Each line that includes the word "Board" counts once; give the total and nothing more.

*Raw data*.

· · · ·

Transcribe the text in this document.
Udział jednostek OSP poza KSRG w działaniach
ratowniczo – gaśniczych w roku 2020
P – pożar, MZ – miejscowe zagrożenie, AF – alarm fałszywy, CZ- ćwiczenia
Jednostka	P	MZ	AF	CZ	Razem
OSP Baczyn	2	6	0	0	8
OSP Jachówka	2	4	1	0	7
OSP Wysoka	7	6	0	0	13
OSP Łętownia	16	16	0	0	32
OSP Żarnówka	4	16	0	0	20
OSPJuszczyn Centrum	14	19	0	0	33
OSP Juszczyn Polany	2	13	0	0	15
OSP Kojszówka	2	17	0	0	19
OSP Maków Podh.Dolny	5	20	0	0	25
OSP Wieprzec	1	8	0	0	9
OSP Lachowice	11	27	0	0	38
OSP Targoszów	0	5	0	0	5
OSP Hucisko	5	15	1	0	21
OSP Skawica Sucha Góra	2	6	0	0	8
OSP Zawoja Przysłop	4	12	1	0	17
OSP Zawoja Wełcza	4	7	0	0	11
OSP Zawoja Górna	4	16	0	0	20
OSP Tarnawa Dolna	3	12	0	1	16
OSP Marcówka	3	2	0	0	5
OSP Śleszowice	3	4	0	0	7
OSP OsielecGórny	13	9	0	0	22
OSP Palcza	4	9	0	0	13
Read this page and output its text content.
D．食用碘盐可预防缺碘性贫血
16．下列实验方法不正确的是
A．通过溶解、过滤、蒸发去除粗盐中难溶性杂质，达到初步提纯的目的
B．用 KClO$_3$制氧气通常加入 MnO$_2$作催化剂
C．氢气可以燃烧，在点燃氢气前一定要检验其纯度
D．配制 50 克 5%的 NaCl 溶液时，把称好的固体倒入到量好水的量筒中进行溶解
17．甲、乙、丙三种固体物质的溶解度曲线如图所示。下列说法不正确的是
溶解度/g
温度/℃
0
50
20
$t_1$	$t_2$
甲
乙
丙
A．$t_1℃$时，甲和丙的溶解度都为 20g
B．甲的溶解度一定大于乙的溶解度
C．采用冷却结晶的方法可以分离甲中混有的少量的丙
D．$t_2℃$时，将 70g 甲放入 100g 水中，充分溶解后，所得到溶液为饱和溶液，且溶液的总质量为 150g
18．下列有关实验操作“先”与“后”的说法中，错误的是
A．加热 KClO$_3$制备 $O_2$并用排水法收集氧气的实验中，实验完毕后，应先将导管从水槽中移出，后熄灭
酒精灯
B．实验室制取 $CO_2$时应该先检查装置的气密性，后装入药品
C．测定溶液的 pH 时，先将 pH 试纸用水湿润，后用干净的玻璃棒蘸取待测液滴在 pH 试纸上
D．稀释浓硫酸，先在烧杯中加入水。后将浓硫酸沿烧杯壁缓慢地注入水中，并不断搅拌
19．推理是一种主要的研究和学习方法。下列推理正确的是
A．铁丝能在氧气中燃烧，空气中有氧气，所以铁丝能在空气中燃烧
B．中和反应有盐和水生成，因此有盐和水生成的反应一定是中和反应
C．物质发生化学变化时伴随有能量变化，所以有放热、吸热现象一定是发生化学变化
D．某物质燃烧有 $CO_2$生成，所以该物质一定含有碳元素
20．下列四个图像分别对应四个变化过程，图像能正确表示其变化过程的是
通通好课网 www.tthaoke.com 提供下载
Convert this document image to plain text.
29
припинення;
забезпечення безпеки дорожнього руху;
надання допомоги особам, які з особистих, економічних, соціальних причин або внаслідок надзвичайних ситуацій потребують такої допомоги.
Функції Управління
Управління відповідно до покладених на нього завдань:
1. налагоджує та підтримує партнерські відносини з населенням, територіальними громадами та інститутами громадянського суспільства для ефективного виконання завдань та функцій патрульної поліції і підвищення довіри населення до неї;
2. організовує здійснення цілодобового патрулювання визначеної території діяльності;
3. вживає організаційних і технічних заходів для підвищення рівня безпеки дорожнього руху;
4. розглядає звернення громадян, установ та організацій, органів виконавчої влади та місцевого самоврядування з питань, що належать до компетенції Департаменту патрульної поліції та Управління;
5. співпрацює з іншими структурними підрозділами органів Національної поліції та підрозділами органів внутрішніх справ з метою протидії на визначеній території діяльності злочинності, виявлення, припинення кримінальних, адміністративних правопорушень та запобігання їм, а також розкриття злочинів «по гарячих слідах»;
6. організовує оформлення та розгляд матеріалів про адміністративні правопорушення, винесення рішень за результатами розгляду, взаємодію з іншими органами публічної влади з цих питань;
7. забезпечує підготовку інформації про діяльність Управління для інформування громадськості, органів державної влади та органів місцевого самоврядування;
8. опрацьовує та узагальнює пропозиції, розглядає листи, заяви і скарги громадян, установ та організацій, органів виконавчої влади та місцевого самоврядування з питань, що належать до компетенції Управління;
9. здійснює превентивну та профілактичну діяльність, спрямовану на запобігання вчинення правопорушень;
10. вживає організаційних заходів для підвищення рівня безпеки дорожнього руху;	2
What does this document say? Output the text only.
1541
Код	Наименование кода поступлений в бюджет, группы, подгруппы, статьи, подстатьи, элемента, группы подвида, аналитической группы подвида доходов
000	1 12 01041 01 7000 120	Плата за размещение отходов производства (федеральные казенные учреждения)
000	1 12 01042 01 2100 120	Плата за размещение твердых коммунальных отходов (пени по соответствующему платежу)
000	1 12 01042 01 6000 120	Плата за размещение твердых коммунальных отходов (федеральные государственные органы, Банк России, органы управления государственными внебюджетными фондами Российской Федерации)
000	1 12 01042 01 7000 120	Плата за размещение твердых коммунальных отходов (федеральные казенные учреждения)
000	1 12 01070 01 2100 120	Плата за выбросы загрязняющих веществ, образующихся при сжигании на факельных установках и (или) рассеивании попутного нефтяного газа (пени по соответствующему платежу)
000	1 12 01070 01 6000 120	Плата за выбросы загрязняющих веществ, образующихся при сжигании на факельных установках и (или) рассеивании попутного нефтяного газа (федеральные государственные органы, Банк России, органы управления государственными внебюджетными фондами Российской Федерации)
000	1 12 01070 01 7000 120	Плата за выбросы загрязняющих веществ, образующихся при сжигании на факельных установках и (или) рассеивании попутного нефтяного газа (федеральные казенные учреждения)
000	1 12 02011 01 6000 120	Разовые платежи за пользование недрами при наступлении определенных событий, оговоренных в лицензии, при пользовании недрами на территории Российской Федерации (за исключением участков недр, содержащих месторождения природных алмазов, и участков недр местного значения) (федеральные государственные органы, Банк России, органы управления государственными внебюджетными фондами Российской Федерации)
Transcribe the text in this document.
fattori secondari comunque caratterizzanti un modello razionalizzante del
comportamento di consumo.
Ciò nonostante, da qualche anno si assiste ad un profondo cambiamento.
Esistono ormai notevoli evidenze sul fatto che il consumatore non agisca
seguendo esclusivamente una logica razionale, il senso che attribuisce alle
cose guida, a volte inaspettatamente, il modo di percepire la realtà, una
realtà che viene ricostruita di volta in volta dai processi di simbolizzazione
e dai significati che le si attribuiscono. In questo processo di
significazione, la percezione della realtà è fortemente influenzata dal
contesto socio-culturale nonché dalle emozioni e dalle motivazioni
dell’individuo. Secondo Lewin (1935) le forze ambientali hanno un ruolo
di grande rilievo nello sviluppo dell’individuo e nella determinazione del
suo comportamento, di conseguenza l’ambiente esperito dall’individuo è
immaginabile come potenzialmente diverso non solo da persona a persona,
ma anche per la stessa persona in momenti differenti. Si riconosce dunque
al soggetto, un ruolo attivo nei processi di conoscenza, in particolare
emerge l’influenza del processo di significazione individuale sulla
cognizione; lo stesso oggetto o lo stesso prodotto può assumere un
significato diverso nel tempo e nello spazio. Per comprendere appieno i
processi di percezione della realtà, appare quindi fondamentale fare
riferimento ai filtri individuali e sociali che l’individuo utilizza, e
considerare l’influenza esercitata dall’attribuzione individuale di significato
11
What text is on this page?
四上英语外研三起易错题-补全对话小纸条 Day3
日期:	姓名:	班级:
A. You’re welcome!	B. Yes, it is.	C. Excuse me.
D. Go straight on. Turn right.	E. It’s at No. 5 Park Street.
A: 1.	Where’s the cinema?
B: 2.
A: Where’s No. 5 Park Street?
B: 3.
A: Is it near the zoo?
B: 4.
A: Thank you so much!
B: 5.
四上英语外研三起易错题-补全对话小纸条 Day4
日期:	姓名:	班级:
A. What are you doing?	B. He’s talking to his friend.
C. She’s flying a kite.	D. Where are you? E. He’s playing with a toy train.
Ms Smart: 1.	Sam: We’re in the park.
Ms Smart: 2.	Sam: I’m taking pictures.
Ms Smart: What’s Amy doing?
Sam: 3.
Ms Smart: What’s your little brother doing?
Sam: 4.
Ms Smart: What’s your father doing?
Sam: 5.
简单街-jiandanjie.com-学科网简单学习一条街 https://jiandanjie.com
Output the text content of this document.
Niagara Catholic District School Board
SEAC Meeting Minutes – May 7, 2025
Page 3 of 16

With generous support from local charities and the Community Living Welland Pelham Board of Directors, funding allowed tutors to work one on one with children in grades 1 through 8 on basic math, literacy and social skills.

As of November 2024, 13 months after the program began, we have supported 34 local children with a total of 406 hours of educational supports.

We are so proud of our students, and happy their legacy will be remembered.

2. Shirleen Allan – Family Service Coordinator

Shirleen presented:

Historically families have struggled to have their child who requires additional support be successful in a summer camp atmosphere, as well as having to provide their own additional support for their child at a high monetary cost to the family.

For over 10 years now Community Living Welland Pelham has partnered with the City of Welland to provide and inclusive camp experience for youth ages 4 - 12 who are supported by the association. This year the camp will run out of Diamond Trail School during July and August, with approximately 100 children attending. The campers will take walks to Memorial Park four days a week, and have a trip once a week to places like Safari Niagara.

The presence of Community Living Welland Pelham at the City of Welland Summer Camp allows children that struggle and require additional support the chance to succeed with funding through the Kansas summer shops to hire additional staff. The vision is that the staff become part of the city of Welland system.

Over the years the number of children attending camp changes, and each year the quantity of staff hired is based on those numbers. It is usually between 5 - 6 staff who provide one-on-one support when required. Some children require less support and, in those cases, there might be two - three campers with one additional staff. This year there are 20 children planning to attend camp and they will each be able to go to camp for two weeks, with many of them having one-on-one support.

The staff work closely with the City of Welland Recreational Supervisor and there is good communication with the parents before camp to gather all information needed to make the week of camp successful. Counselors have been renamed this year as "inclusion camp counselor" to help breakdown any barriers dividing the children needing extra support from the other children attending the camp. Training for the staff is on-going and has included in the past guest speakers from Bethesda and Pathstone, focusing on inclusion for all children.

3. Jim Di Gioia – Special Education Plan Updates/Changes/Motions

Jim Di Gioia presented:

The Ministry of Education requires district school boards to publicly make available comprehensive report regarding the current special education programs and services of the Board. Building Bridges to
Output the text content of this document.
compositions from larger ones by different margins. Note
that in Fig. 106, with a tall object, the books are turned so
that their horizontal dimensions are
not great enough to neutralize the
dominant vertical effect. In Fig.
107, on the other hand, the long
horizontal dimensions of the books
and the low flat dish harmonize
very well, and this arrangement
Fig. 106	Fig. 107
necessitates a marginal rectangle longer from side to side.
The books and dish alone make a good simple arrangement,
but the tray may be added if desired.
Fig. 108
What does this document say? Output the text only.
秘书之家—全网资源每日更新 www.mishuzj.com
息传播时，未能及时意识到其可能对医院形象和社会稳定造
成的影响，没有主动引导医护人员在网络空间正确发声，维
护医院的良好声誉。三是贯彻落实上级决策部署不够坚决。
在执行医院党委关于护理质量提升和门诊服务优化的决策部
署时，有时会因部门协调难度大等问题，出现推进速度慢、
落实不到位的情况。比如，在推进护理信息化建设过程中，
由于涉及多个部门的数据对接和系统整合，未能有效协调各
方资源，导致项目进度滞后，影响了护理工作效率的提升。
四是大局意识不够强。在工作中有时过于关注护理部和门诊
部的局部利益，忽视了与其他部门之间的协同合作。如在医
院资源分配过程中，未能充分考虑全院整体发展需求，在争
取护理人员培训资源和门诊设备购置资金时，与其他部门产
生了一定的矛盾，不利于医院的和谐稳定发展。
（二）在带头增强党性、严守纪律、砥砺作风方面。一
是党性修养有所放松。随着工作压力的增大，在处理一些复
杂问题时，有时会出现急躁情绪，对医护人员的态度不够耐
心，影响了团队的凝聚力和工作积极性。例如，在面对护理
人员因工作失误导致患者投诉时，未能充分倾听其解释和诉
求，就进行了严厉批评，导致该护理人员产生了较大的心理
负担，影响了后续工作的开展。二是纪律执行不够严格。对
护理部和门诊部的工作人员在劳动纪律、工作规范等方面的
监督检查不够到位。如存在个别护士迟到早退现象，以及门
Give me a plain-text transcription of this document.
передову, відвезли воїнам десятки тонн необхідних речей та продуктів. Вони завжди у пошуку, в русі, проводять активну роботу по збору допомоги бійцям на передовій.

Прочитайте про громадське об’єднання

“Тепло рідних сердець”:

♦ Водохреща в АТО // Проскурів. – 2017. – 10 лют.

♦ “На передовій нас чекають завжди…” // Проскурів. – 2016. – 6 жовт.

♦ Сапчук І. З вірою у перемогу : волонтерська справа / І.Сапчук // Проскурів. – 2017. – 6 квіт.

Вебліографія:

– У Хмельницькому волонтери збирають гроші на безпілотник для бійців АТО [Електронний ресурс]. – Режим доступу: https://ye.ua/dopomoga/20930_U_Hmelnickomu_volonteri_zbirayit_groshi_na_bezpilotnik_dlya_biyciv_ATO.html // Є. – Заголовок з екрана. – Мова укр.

· · · ·

*The reply*.
3